For each line below that contains the string "Daha", copy that line.

-------

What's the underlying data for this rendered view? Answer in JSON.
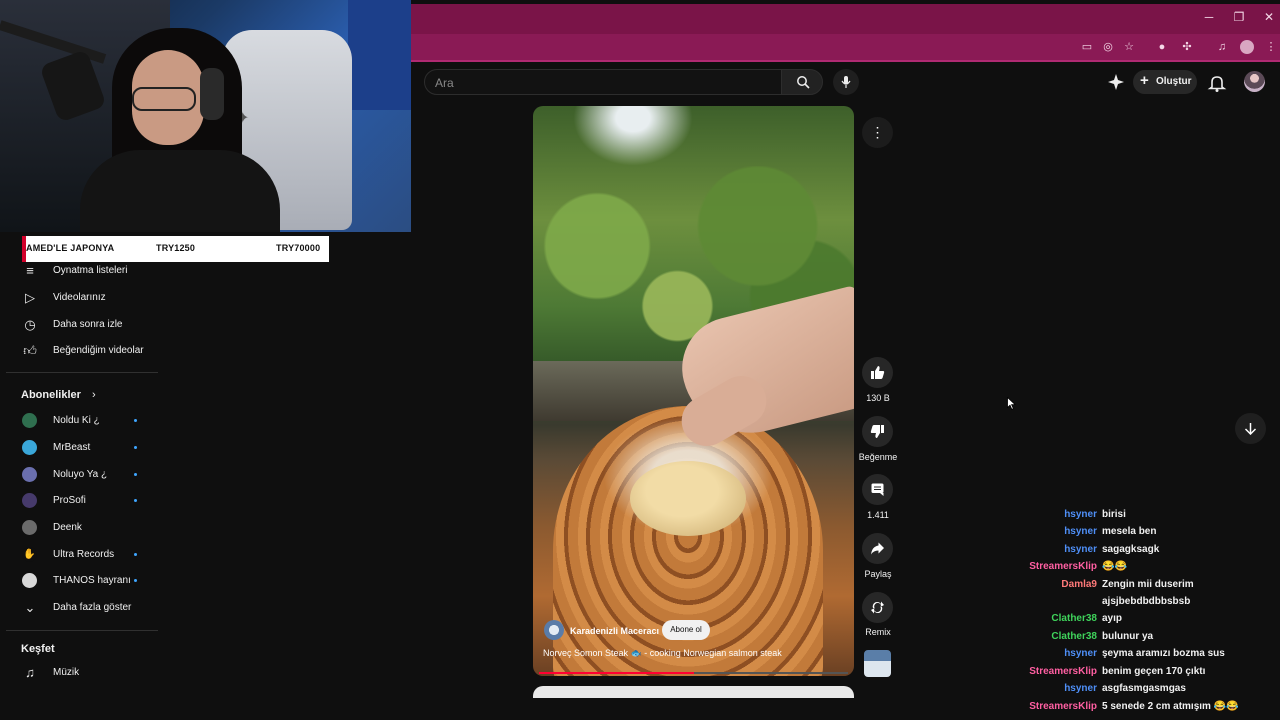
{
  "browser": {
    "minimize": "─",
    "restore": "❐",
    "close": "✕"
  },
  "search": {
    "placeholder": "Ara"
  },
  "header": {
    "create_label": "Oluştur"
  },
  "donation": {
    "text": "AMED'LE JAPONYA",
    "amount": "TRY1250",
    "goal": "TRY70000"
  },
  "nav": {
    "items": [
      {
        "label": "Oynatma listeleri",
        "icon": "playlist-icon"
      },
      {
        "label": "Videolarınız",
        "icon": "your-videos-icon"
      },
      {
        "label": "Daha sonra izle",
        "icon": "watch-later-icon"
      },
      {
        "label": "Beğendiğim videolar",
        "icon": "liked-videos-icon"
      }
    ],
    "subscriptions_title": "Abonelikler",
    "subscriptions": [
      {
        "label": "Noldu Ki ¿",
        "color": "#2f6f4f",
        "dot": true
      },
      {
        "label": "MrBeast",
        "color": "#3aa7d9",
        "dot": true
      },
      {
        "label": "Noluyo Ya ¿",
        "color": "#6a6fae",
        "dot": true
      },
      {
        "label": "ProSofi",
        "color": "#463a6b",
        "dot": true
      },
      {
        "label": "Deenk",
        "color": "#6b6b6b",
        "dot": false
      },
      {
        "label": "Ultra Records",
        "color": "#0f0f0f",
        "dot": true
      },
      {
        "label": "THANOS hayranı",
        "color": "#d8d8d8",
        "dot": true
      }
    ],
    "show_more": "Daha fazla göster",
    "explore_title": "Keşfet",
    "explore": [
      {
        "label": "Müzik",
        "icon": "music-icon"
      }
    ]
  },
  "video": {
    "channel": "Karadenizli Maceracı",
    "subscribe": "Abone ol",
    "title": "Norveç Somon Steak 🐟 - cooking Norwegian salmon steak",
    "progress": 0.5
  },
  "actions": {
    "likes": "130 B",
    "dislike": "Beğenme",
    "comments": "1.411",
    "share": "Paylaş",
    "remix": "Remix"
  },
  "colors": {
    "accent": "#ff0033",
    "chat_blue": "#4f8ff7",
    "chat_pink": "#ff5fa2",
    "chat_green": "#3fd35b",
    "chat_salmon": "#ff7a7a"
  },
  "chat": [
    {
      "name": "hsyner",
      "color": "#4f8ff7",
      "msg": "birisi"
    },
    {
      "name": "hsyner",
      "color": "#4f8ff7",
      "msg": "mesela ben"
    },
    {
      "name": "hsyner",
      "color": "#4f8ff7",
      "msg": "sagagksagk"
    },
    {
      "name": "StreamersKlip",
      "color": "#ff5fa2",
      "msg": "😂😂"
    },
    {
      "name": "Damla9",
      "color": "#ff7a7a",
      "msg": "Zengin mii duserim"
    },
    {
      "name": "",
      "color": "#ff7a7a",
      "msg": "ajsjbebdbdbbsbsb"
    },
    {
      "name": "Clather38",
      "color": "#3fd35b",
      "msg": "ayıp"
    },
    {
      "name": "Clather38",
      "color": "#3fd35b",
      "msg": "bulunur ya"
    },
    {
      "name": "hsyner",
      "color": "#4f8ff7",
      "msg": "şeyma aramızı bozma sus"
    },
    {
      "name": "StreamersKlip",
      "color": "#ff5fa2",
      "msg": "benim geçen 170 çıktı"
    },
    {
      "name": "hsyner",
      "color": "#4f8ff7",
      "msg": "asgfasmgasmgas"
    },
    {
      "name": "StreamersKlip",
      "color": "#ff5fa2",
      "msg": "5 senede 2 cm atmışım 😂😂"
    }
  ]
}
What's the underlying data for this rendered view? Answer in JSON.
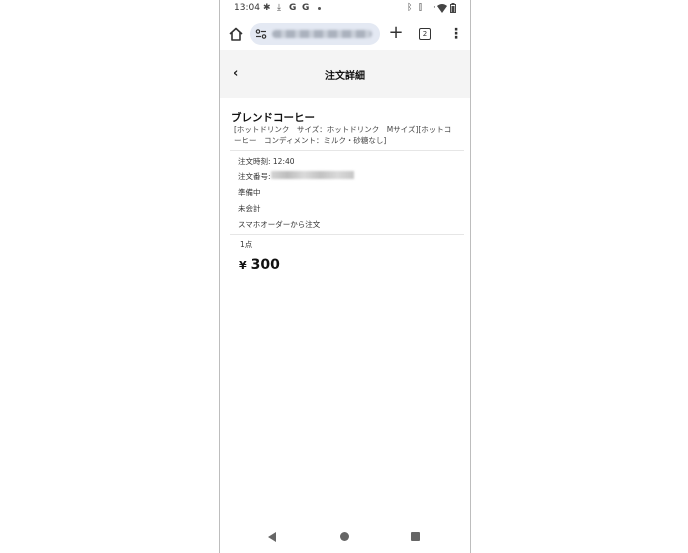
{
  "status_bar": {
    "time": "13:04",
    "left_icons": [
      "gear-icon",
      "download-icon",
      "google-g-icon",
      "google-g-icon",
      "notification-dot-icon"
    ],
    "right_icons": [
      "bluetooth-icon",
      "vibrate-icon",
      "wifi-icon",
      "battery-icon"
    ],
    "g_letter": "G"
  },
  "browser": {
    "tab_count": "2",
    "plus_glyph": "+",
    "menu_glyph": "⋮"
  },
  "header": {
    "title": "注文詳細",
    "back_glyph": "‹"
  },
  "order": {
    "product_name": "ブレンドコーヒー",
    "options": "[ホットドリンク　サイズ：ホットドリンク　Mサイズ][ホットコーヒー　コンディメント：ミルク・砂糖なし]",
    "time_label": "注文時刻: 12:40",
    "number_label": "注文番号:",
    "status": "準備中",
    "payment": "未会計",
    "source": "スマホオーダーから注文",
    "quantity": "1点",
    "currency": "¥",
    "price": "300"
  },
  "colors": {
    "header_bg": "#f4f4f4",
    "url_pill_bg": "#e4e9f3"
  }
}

-------

— Exercise response —
        "label": "Daha sonra izle",
    "show_more": "Daha fazla göster",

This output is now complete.